▸ What you are asked to do:
Lines containing the word "CtMacter" are to be located and copied.

▸ Provided records:
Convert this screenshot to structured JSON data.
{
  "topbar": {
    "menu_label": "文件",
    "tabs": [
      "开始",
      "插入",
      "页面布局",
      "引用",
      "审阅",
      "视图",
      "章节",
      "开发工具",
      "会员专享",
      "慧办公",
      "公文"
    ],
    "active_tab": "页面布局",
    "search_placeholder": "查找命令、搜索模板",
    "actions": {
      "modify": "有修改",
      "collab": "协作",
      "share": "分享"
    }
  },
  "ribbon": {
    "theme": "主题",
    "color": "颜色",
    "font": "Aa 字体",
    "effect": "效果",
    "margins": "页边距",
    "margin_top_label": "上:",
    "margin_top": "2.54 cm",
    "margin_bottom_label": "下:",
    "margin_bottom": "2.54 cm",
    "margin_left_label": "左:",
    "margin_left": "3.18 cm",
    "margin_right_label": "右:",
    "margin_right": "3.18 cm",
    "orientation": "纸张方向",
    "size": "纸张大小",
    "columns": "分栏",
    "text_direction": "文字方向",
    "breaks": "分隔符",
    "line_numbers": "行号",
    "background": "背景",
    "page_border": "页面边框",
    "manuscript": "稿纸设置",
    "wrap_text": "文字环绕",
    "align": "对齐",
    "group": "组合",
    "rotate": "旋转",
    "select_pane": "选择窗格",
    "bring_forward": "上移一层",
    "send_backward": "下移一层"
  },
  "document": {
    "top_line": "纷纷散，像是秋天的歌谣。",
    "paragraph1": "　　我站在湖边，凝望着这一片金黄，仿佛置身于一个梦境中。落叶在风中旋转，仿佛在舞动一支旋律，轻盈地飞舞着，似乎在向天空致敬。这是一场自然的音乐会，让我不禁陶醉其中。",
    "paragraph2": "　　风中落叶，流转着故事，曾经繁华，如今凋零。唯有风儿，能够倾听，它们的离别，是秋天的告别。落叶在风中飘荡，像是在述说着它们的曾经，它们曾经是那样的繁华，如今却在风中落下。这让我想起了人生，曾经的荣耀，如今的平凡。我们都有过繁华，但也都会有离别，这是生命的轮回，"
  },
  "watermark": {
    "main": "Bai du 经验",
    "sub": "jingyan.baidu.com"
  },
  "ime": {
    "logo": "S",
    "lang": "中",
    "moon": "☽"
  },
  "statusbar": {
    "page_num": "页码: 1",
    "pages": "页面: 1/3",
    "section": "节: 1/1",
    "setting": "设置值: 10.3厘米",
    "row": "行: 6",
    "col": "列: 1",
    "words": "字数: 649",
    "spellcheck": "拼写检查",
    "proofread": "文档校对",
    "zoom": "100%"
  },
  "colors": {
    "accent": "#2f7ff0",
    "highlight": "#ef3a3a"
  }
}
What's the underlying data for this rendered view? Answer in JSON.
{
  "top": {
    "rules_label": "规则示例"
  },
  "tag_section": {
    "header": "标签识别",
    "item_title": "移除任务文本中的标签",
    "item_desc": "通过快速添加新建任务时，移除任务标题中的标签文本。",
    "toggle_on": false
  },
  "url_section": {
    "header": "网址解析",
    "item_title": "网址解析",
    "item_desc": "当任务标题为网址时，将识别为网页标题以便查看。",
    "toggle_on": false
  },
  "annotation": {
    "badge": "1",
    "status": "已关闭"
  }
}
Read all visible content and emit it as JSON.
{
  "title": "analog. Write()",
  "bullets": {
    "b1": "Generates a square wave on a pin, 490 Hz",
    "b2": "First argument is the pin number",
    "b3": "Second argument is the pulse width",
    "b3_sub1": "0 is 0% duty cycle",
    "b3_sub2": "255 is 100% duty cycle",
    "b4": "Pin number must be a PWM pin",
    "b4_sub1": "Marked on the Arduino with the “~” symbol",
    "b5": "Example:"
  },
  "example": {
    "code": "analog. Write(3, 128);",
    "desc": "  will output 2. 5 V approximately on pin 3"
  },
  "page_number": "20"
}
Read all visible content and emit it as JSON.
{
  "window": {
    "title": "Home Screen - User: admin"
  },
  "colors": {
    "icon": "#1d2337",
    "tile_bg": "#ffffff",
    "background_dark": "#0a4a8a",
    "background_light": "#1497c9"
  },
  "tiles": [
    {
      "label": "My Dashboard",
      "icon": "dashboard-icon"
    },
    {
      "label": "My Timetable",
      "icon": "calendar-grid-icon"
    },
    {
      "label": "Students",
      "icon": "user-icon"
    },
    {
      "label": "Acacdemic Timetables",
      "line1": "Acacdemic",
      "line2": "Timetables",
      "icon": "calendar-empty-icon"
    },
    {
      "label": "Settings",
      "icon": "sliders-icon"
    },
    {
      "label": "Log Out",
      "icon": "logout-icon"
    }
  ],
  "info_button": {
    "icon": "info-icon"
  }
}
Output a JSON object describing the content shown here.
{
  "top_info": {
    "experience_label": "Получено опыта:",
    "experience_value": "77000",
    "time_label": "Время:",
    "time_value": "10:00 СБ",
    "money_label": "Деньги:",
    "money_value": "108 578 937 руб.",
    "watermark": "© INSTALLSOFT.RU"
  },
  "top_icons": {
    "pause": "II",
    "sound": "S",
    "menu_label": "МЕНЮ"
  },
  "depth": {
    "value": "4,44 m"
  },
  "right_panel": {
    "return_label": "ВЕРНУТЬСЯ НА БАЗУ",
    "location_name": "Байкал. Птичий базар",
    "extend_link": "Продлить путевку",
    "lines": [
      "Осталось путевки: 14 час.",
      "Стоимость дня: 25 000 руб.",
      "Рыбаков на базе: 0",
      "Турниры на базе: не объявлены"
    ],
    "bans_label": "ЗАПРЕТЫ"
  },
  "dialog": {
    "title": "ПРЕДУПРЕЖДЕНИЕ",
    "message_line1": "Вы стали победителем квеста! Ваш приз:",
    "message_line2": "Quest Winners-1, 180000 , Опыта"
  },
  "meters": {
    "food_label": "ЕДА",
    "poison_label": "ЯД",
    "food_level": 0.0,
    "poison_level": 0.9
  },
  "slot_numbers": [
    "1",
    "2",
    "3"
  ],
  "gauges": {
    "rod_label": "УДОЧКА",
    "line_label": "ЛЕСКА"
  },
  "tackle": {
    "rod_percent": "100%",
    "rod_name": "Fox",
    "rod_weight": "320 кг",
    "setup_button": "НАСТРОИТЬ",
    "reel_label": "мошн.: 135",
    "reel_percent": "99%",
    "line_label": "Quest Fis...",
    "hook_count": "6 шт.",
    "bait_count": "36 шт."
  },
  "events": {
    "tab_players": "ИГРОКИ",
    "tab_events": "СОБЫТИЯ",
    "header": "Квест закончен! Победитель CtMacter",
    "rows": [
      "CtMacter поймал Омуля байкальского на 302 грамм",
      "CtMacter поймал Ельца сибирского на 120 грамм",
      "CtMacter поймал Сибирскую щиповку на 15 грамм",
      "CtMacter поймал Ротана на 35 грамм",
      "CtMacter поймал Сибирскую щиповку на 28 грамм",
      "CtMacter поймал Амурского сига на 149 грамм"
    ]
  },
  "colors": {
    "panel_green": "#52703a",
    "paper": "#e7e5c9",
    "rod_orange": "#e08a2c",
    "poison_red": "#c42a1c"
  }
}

▸ Result of the task:
    "header": "Квест закончен! Победитель CtMacter",
      "CtMacter поймал Омуля байкальского на 302 грамм",
      "CtMacter поймал Ельца сибирского на 120 грамм",
      "CtMacter поймал Сибирскую щиповку на 15 грамм",
      "CtMacter поймал Ротана на 35 грамм",
      "CtMacter поймал Сибирскую щиповку на 28 грамм",
      "CtMacter поймал Амурского сига на 149 грамм"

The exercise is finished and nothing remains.